▸ **Task instructions**
Print verbatim every line starting at the one that contains "What's the underlying" and ending at the final line of the records; include both endpoints.

▸ **Excerpted records**
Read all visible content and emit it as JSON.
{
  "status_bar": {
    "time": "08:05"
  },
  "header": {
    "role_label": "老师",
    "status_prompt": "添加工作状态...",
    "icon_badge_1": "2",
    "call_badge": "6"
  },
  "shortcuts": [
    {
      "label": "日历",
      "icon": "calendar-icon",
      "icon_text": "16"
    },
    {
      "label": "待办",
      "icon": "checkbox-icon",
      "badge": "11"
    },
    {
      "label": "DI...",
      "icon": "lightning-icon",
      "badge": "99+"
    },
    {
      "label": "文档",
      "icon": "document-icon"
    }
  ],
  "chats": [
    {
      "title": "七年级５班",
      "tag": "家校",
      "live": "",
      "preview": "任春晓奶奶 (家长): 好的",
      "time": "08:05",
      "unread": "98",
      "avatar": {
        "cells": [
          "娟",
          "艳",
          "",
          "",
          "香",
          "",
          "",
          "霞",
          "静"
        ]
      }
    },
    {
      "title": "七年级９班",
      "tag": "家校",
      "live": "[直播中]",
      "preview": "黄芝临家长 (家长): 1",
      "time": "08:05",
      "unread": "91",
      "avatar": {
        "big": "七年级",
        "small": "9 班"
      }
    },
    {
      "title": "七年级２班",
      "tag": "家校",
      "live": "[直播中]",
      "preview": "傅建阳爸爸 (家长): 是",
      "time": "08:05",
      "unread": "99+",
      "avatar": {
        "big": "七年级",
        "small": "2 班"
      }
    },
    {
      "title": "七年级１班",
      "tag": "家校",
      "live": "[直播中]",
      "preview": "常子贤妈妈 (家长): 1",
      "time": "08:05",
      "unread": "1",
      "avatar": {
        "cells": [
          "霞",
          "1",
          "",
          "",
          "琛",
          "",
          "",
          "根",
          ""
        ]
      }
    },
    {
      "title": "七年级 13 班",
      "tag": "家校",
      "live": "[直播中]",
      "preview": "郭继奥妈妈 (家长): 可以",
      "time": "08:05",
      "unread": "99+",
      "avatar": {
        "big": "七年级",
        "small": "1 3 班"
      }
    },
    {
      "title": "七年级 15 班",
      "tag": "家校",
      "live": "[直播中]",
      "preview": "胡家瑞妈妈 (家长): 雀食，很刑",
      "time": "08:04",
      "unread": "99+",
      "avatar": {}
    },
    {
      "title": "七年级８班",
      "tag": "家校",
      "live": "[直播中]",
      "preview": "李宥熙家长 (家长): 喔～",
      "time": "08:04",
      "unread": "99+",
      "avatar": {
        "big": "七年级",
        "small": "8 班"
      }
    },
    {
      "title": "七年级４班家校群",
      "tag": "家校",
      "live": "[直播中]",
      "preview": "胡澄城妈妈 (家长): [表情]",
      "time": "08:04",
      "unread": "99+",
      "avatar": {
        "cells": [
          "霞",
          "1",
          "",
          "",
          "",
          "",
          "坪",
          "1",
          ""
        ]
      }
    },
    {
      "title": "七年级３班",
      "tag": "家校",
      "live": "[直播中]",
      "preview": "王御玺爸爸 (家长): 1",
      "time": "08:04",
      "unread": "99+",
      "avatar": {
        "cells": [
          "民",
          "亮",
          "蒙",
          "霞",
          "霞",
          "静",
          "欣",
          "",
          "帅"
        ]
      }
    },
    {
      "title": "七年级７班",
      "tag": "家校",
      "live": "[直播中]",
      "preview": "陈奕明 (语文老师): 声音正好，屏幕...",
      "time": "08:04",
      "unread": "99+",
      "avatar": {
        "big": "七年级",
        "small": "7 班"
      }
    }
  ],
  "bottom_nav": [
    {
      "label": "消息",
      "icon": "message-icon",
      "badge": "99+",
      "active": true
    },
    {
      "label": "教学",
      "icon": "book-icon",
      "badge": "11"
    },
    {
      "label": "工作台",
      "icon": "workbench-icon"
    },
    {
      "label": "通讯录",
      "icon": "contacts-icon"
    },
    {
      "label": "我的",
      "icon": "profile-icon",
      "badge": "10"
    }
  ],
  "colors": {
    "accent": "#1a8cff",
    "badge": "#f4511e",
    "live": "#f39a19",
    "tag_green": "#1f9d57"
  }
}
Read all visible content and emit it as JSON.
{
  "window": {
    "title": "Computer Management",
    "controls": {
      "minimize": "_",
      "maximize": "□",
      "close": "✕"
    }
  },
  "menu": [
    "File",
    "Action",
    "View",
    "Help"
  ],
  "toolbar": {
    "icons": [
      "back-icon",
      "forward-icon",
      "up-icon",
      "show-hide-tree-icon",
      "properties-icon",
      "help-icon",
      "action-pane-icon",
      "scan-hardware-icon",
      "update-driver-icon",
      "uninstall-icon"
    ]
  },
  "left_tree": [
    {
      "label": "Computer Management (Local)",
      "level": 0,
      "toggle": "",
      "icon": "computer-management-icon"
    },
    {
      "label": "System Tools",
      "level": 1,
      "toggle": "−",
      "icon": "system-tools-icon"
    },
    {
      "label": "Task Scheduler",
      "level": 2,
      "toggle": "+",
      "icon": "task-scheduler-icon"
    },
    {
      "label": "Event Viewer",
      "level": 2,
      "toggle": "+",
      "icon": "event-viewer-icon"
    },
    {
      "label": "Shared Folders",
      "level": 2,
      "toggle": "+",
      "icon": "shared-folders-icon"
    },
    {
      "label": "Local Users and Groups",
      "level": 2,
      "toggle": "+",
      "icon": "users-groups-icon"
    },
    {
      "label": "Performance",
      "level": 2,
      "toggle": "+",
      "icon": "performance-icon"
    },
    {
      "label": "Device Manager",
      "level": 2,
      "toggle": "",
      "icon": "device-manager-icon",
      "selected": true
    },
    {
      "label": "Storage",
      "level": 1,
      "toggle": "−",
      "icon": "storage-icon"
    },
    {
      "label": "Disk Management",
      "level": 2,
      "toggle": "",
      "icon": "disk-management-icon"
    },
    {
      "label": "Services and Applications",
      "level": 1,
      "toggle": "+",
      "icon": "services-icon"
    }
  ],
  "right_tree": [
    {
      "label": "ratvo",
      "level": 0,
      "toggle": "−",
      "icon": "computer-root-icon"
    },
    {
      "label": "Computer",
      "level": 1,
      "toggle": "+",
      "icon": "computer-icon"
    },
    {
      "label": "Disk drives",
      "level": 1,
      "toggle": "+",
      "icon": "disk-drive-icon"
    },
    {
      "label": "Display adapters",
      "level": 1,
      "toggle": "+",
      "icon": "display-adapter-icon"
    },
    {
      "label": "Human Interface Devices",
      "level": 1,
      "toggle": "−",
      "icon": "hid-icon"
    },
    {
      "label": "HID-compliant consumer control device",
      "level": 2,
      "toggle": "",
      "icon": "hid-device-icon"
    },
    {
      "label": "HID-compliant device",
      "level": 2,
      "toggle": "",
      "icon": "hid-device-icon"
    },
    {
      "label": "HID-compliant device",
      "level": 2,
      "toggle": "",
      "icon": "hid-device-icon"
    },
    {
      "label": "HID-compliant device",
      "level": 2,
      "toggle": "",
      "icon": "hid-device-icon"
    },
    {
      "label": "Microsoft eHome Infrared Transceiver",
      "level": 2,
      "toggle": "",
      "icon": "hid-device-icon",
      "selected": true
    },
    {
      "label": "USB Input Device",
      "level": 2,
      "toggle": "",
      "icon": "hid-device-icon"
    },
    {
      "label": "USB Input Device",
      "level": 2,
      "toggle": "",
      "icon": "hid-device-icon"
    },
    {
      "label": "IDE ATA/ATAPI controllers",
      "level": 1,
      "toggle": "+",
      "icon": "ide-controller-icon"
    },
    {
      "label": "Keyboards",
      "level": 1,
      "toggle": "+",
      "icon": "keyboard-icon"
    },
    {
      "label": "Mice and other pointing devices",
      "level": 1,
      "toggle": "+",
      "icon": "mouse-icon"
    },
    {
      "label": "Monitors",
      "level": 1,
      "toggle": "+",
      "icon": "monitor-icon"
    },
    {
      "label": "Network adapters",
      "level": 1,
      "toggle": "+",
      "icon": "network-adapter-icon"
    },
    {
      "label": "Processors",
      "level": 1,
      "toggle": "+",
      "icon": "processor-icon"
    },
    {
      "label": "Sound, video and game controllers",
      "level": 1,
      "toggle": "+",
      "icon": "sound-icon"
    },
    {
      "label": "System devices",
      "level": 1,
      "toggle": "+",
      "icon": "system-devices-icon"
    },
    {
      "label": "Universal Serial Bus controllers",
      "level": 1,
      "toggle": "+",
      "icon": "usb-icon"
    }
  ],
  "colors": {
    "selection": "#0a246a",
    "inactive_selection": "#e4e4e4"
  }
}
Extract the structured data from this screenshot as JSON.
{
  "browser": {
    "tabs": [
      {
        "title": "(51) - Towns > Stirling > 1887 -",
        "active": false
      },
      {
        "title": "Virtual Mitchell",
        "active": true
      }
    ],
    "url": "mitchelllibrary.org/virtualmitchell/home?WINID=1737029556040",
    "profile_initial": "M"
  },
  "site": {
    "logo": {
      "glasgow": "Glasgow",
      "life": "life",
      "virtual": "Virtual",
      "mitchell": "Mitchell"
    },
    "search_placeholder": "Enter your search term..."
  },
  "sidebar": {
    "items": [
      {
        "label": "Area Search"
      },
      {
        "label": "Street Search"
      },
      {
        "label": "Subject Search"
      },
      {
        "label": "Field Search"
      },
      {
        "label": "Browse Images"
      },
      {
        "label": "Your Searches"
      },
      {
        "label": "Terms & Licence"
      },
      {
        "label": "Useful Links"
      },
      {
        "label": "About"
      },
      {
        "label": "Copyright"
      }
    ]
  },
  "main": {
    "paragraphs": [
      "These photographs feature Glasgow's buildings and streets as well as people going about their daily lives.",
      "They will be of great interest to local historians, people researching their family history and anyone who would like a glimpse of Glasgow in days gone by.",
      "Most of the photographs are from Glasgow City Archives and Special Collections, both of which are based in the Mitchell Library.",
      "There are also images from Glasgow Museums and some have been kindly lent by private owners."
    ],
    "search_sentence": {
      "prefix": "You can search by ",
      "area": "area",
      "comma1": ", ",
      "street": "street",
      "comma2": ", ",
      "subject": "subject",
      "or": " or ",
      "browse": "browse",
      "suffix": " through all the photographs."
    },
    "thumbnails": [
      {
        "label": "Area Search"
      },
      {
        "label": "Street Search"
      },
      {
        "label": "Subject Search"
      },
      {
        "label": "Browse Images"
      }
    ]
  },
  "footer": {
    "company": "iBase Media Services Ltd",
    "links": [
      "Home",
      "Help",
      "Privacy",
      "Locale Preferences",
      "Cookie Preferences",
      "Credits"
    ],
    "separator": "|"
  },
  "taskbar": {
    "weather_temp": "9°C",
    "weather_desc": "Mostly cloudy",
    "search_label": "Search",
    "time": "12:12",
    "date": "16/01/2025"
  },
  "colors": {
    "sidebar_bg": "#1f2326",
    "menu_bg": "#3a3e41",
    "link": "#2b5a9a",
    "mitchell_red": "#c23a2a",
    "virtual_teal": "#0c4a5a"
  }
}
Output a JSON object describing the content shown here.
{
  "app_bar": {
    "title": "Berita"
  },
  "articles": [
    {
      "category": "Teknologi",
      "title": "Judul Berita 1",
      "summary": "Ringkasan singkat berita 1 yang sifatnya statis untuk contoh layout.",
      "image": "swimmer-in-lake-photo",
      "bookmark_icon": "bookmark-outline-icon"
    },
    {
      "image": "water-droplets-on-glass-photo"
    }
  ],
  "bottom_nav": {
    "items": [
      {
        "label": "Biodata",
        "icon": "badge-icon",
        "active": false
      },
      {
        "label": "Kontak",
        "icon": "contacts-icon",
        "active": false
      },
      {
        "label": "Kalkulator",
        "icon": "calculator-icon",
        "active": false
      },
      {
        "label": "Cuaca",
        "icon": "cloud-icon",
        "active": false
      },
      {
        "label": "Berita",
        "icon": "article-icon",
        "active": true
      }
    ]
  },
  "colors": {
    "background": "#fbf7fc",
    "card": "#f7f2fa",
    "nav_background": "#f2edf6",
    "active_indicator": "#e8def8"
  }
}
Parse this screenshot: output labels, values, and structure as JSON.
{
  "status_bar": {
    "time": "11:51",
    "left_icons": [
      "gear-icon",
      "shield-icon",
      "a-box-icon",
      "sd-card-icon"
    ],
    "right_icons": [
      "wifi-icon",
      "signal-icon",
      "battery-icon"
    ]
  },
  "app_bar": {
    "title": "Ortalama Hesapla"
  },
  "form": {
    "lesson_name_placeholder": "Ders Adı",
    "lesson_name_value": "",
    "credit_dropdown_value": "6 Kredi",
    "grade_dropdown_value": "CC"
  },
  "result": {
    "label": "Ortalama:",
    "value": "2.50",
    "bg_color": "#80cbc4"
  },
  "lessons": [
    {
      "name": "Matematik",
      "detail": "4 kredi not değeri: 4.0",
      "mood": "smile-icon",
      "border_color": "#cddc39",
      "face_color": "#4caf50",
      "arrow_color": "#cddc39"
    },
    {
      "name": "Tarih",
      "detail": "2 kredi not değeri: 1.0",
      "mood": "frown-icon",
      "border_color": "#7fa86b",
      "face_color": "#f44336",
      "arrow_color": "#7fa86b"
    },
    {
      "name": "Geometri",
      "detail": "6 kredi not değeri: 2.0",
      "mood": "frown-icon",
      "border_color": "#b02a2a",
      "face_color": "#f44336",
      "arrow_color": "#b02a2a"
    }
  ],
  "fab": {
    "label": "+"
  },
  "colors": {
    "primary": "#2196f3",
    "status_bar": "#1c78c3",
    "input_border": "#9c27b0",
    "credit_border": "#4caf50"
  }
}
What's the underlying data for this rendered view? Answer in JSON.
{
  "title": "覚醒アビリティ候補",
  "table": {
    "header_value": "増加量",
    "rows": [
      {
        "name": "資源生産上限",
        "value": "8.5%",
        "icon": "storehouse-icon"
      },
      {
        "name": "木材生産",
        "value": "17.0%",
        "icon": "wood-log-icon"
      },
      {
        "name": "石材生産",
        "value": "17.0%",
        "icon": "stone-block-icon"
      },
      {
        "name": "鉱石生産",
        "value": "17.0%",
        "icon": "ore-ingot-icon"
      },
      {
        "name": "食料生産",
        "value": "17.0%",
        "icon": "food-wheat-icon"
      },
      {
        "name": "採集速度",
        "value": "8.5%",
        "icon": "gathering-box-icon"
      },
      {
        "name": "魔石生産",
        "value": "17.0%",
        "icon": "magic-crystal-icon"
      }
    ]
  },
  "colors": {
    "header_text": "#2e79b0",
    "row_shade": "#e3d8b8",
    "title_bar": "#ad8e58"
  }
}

▸ **Answer to the exercise**
What's the underlying data for this rendered view? Answer in JSON.
{
  "title": "覚醒アビリティ候補",
  "table": {
    "header_value": "増加量",
    "rows": [
      {
        "name": "資源生産上限",
        "value": "8.5%",
        "icon": "storehouse-icon"
      },
      {
        "name": "木材生産",
        "value": "17.0%",
        "icon": "wood-log-icon"
      },
      {
        "name": "石材生産",
        "value": "17.0%",
        "icon": "stone-block-icon"
      },
      {
        "name": "鉱石生産",
        "value": "17.0%",
        "icon": "ore-ingot-icon"
      },
      {
        "name": "食料生産",
        "value": "17.0%",
        "icon": "food-wheat-icon"
      },
      {
        "name": "採集速度",
        "value": "8.5%",
        "icon": "gathering-box-icon"
      },
      {
        "name": "魔石生産",
        "value": "17.0%",
        "icon": "magic-crystal-icon"
      }
    ]
  },
  "colors": {
    "header_text": "#2e79b0",
    "row_shade": "#e3d8b8",
    "title_bar": "#ad8e58"
  }
}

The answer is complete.